Data records:
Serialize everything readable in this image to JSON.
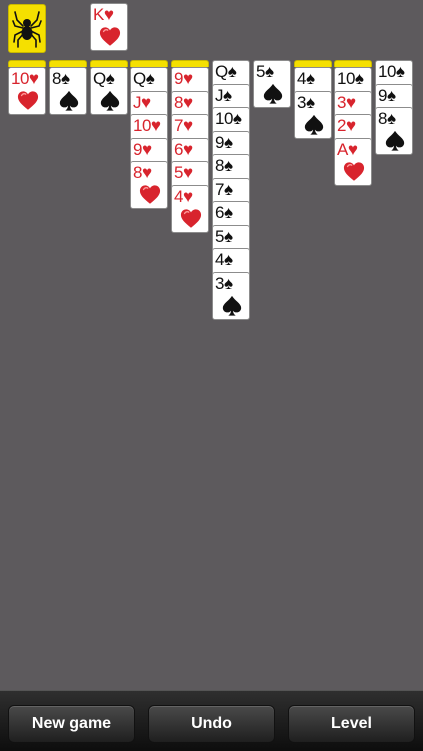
{
  "colors": {
    "background": "#5d5a5d",
    "card_back": "#f5e000",
    "red_suit": "#d8242d",
    "black_suit": "#111111"
  },
  "stock": {
    "icon": "spider-icon"
  },
  "foundation": [
    {
      "rank": "K",
      "suit": "hearts"
    }
  ],
  "tableau": [
    {
      "facedown": 1,
      "cards": [
        {
          "rank": "10",
          "suit": "hearts"
        }
      ]
    },
    {
      "facedown": 1,
      "cards": [
        {
          "rank": "8",
          "suit": "spades"
        }
      ]
    },
    {
      "facedown": 1,
      "cards": [
        {
          "rank": "Q",
          "suit": "spades"
        }
      ]
    },
    {
      "facedown": 1,
      "cards": [
        {
          "rank": "Q",
          "suit": "spades"
        },
        {
          "rank": "J",
          "suit": "hearts"
        },
        {
          "rank": "10",
          "suit": "hearts"
        },
        {
          "rank": "9",
          "suit": "hearts"
        },
        {
          "rank": "8",
          "suit": "hearts"
        }
      ]
    },
    {
      "facedown": 1,
      "cards": [
        {
          "rank": "9",
          "suit": "hearts"
        },
        {
          "rank": "8",
          "suit": "hearts"
        },
        {
          "rank": "7",
          "suit": "hearts"
        },
        {
          "rank": "6",
          "suit": "hearts"
        },
        {
          "rank": "5",
          "suit": "hearts"
        },
        {
          "rank": "4",
          "suit": "hearts"
        }
      ]
    },
    {
      "facedown": 0,
      "cards": [
        {
          "rank": "Q",
          "suit": "spades"
        },
        {
          "rank": "J",
          "suit": "spades"
        },
        {
          "rank": "10",
          "suit": "spades"
        },
        {
          "rank": "9",
          "suit": "spades"
        },
        {
          "rank": "8",
          "suit": "spades"
        },
        {
          "rank": "7",
          "suit": "spades"
        },
        {
          "rank": "6",
          "suit": "spades"
        },
        {
          "rank": "5",
          "suit": "spades"
        },
        {
          "rank": "4",
          "suit": "spades"
        },
        {
          "rank": "3",
          "suit": "spades"
        }
      ]
    },
    {
      "facedown": 0,
      "cards": [
        {
          "rank": "5",
          "suit": "spades"
        }
      ]
    },
    {
      "facedown": 1,
      "cards": [
        {
          "rank": "4",
          "suit": "spades"
        },
        {
          "rank": "3",
          "suit": "spades"
        }
      ]
    },
    {
      "facedown": 1,
      "cards": [
        {
          "rank": "10",
          "suit": "spades"
        },
        {
          "rank": "3",
          "suit": "hearts"
        },
        {
          "rank": "2",
          "suit": "hearts"
        },
        {
          "rank": "A",
          "suit": "hearts"
        }
      ]
    },
    {
      "facedown": 0,
      "cards": [
        {
          "rank": "10",
          "suit": "spades"
        },
        {
          "rank": "9",
          "suit": "spades"
        },
        {
          "rank": "8",
          "suit": "spades"
        }
      ]
    }
  ],
  "toolbar": {
    "new_game_label": "New game",
    "undo_label": "Undo",
    "level_label": "Level"
  }
}
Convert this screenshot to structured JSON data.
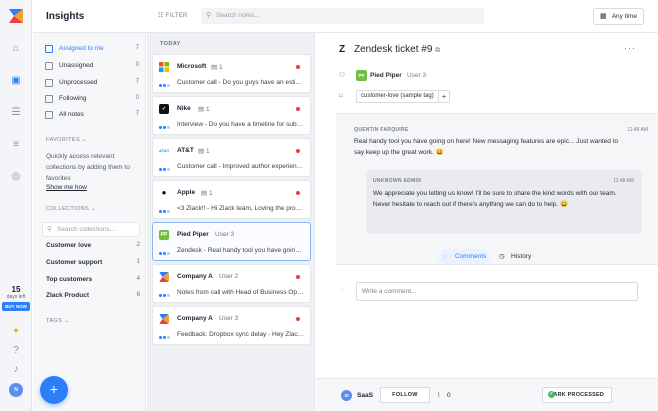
{
  "app": {
    "title": "Insights",
    "filter_label": "FILTER",
    "search_placeholder": "Search notes...",
    "time_filter": "Any time"
  },
  "rail": {
    "trial_days": "15",
    "trial_label": "days left",
    "buy_now": "BUY NOW",
    "user_initials": "N"
  },
  "sidebar": {
    "items": [
      {
        "label": "Assigned to me",
        "count": "7"
      },
      {
        "label": "Unassigned",
        "count": "0"
      },
      {
        "label": "Unprocessed",
        "count": "7"
      },
      {
        "label": "Following",
        "count": "0"
      },
      {
        "label": "All notes",
        "count": "7"
      }
    ],
    "favorites_head": "FAVORITES",
    "favorites_text": "Quickly access relevant collections by adding them to favorites",
    "show_me_how": "Show me how",
    "collections_head": "COLLECTIONS",
    "collections_search": "Search collections...",
    "collections": [
      {
        "label": "Customer love",
        "count": "2"
      },
      {
        "label": "Customer support",
        "count": "1"
      },
      {
        "label": "Top customers",
        "count": "4"
      },
      {
        "label": "Zlack Product",
        "count": "6"
      }
    ],
    "tags_head": "TAGS"
  },
  "list": {
    "group": "TODAY",
    "cards": [
      {
        "name": "Microsoft",
        "meta": "1",
        "text": "Customer call - Do you guys have an estima..."
      },
      {
        "name": "Nike",
        "meta": "1",
        "text": "Interview - Do you have a timeline for submi..."
      },
      {
        "name": "AT&T",
        "meta": "1",
        "text": "Customer call - Improved author experience..."
      },
      {
        "name": "Apple",
        "meta": "1",
        "text": "<3 Zlack!! - Hi Zlack team, Loving the produ..."
      },
      {
        "name": "Pied Piper",
        "meta": "User 3",
        "text": "Zendesk - Real handy tool you have going o..."
      },
      {
        "name": "Company A",
        "meta": "User 2",
        "text": "Notes from call with Head of Business Oper..."
      },
      {
        "name": "Company A",
        "meta": "User 3",
        "text": "Feedback: Dropbox sync delay - Hey Zlack t..."
      }
    ]
  },
  "detail": {
    "title": "Zendesk ticket #9",
    "company": "Pied Piper",
    "company_badge": "PP",
    "user": "User 3",
    "tag": "customer-love (sample tag)",
    "messages": [
      {
        "author": "QUENTIN FARQUIRE",
        "time": "11:48 AM",
        "body": "Real handy tool you have going on here! New messaging features are epic... Just wanted to say keep up the great work. 😀"
      },
      {
        "author": "UNKNOWN ADMIN",
        "time": "11:48 AM",
        "body": "We appreciate you letting us know! I'll be sure to share the kind words with our team. Never hesitate to reach out if there's anything we can do to help. 😀"
      }
    ],
    "tab_comments": "Comments",
    "tab_history": "History",
    "comment_placeholder": "Write a comment...",
    "footer": {
      "initials": "SI",
      "assignee": "SaaS",
      "follow": "FOLLOW",
      "attachments": "0",
      "mark_processed": "MARK PROCESSED"
    }
  },
  "colors": {
    "accent": "#2d7ff9",
    "unread_dot": "#e5413d",
    "pied_piper": "#6fbe3f"
  }
}
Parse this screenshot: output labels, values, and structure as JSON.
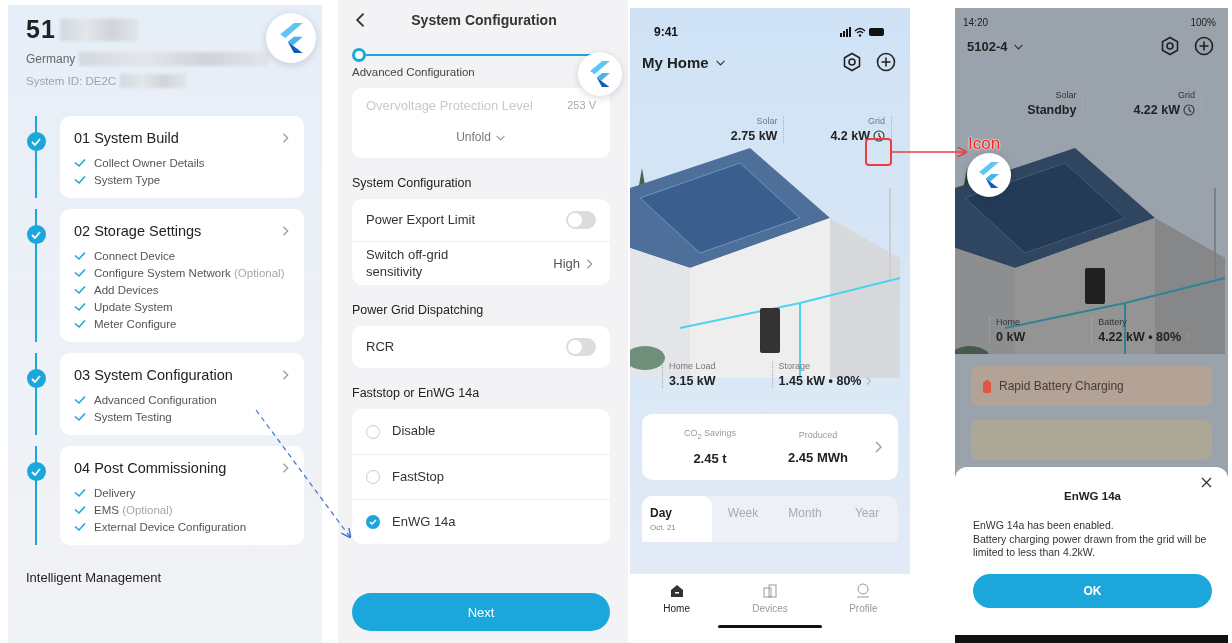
{
  "commissioning": {
    "system_name": "51",
    "location": "Germany",
    "system_id": "System ID: DE2C",
    "steps": [
      {
        "title": "01 System Build",
        "done": true,
        "items": [
          {
            "label": "Collect Owner Details",
            "checked": true
          },
          {
            "label": "System Type",
            "checked": true
          }
        ]
      },
      {
        "title": "02 Storage Settings",
        "done": true,
        "items": [
          {
            "label": "Connect Device",
            "checked": true
          },
          {
            "label": "Configure System Network",
            "note": "(Optional)",
            "checked": true
          },
          {
            "label": "Add Devices",
            "checked": true
          },
          {
            "label": "Update System",
            "checked": true
          },
          {
            "label": "Meter Configure",
            "checked": true
          }
        ]
      },
      {
        "title": "03 System Configuration",
        "done": true,
        "items": [
          {
            "label": "Advanced Configuration",
            "checked": true
          },
          {
            "label": "System Testing",
            "checked": true
          }
        ]
      },
      {
        "title": "04 Post Commissioning",
        "done": true,
        "items": [
          {
            "label": "Delivery",
            "checked": true
          },
          {
            "label": "EMS",
            "note": "(Optional)",
            "checked": true
          },
          {
            "label": "External Device Configuration",
            "checked": true
          }
        ]
      }
    ],
    "footer_section": "Intelligent Management"
  },
  "system_configuration": {
    "title": "System Configuration",
    "stepper_label": "Advanced Configuration",
    "faded_row": {
      "label": "Overvoltage Protection Level",
      "value": "253 V"
    },
    "unfold": "Unfold",
    "sections": [
      {
        "heading": "System Configuration",
        "rows": [
          {
            "kind": "toggle",
            "label": "Power Export Limit",
            "on": false
          },
          {
            "kind": "value",
            "label": "Switch off-grid sensitivity",
            "value": "High"
          }
        ]
      },
      {
        "heading": "Power Grid Dispatching",
        "rows": [
          {
            "kind": "toggle",
            "label": "RCR",
            "on": false
          }
        ]
      },
      {
        "heading": "Faststop or EnWG 14a",
        "rows": [
          {
            "kind": "radio",
            "label": "Disable",
            "selected": false
          },
          {
            "kind": "radio",
            "label": "FastStop",
            "selected": false
          },
          {
            "kind": "radio",
            "label": "EnWG 14a",
            "selected": true
          }
        ]
      }
    ],
    "next_button": "Next"
  },
  "home_screen": {
    "time": "9:41",
    "home_name": "My Home",
    "stats_top": [
      {
        "label": "Solar",
        "value": "2.75 kW"
      },
      {
        "label": "Grid",
        "value": "4.2 kW"
      }
    ],
    "stats_bottom": [
      {
        "label": "Home Load",
        "value": "3.15 kW"
      },
      {
        "label": "Storage",
        "value": "1.45 kW • 80%"
      }
    ],
    "summary": [
      {
        "label": "CO$_{2}$ Savings",
        "value": "2.45 t"
      },
      {
        "label": "Produced",
        "value": "2.45 MWh"
      }
    ],
    "period_tabs": [
      {
        "label": "Day",
        "sub": "Oct. 21",
        "selected": true
      },
      {
        "label": "Week",
        "selected": false
      },
      {
        "label": "Month",
        "selected": false
      },
      {
        "label": "Year",
        "selected": false
      }
    ],
    "nav": [
      {
        "label": "Home",
        "selected": true
      },
      {
        "label": "Devices",
        "selected": false
      },
      {
        "label": "Profile",
        "selected": false
      }
    ]
  },
  "enwg_screen": {
    "time": "14:20",
    "battery": "100%",
    "home_name": "5102-4",
    "stats_top": [
      {
        "label": "Solar",
        "value": "Standby"
      },
      {
        "label": "Grid",
        "value": "4.22 kW"
      }
    ],
    "stats_bottom": [
      {
        "label": "Home",
        "value": "0 kW"
      },
      {
        "label": "Battery",
        "value": "4.22 kW • 80%"
      }
    ],
    "banner": "Rapid Battery Charging",
    "dialog": {
      "title": "EnWG 14a",
      "message": "EnWG 14a has been enabled.\nBattery charging power drawn from the grid will be limited to less than 4.2kW.",
      "button": "OK"
    }
  },
  "annotations": {
    "icon_label": "Icon"
  }
}
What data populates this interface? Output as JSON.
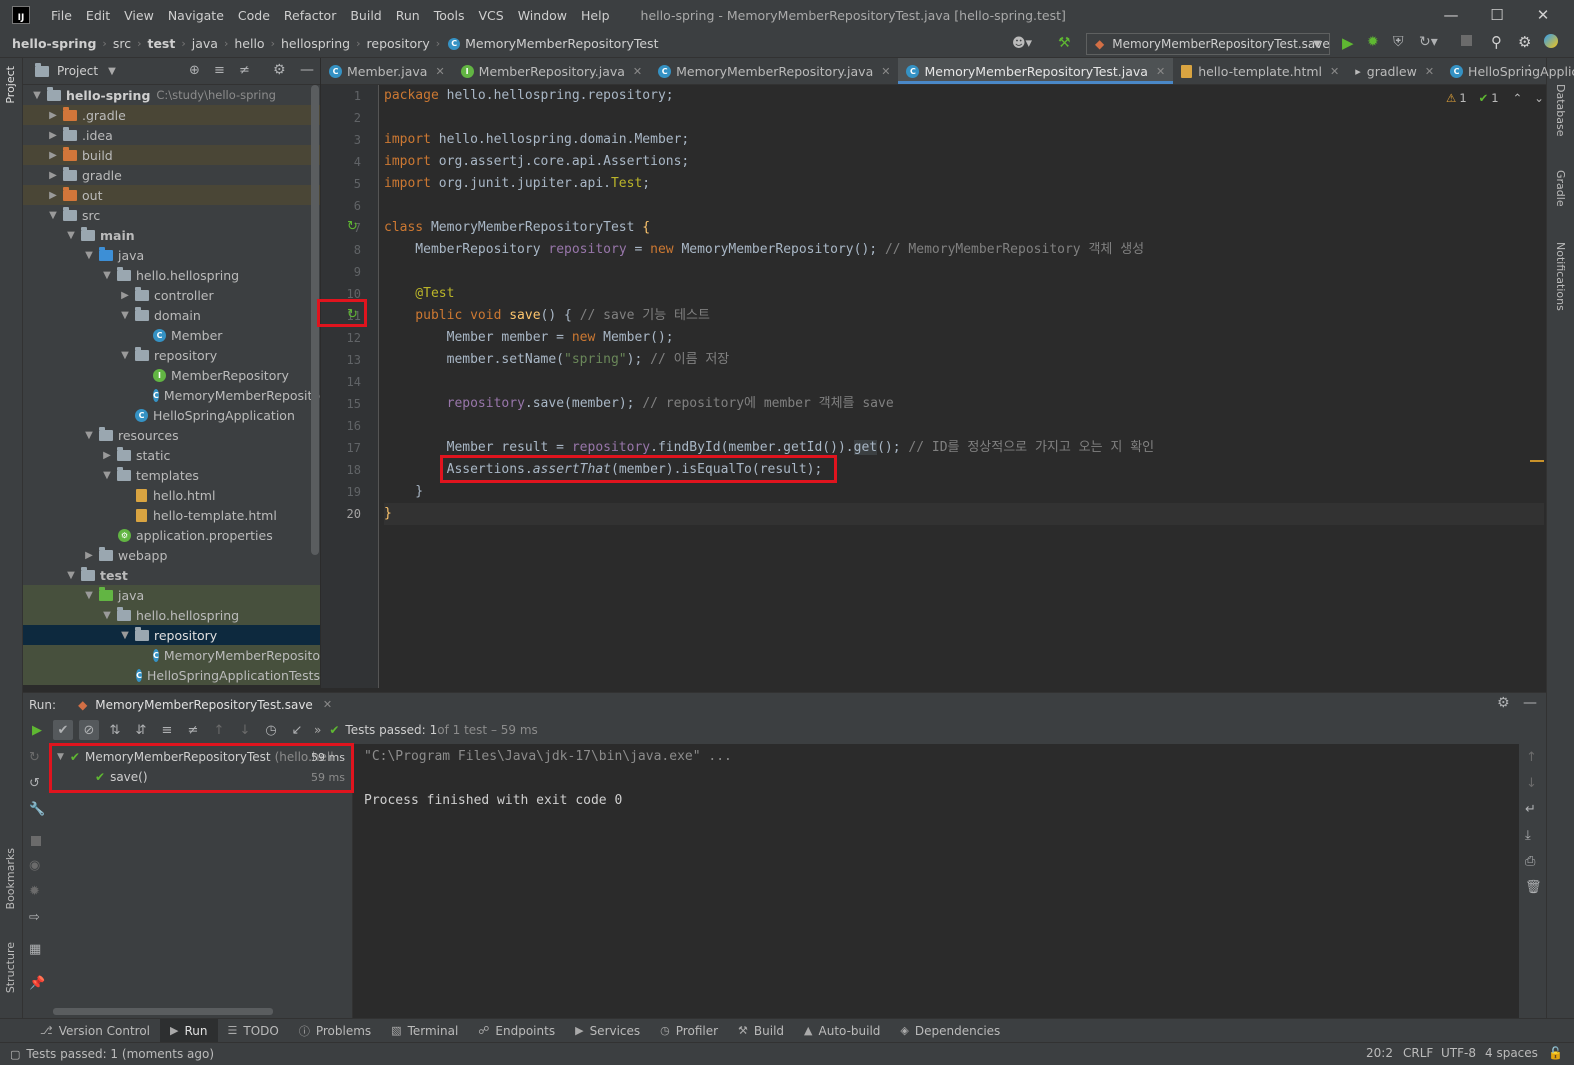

Problem to solve: Collect every line above that contains the word "Zlack".

Answer to this exercise:
        "label": "Zlack Product",
        "text": "<3 Zlack!! - Hi Zlack team, Loving the produ..."
        "text": "Feedback: Dropbox sync delay - Hey Zlack t..."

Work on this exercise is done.